PROMPT
Tally the lines of the listing that contain the word "қызметкерлерінің", then give the total and nothing else.

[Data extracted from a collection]
================================

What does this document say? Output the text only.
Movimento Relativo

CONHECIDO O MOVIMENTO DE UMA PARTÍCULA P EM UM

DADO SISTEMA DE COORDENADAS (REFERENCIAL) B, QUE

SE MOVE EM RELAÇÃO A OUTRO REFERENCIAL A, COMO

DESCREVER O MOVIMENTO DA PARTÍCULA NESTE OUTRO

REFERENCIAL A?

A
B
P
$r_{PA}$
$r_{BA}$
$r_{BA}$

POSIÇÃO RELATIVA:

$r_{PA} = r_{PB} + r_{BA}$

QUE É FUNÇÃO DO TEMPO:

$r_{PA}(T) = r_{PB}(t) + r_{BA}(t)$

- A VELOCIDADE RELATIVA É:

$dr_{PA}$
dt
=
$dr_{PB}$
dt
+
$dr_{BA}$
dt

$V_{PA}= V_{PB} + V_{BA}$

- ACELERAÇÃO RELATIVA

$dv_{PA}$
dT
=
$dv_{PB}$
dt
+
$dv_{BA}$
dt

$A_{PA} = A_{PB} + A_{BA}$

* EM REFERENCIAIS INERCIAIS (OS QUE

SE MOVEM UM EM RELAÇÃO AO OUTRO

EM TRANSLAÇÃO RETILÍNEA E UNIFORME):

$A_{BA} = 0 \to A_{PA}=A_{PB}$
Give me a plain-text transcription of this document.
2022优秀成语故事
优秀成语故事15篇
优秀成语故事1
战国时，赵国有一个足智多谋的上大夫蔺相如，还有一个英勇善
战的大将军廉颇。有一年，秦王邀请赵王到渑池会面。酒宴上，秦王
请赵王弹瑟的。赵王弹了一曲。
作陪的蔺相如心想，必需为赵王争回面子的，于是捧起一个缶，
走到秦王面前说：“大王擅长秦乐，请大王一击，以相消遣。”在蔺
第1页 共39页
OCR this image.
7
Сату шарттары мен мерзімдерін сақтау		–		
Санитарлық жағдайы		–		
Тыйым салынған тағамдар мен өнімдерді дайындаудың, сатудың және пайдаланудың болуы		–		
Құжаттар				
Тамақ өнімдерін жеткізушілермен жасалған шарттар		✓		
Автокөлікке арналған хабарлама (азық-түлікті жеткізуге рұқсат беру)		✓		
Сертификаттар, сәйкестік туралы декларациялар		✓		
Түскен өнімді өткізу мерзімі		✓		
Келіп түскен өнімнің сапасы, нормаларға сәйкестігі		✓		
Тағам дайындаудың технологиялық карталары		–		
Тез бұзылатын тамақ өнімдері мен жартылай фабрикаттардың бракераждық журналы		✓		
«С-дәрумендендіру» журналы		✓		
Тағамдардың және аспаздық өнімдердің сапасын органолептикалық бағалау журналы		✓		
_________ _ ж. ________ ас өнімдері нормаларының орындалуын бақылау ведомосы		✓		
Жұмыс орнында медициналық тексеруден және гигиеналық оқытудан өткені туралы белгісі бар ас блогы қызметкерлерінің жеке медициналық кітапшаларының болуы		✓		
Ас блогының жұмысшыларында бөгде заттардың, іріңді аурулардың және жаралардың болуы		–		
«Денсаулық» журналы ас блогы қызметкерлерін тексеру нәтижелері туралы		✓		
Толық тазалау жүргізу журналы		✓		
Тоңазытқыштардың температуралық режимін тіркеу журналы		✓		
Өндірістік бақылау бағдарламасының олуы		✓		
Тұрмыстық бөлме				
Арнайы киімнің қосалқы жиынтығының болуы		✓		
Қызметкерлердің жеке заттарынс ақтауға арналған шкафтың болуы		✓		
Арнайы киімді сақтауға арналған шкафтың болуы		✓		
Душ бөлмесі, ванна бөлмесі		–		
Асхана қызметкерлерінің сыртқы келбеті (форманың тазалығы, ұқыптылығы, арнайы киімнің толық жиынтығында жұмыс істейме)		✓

================================

SOLUTION TO THE PROBLEM
2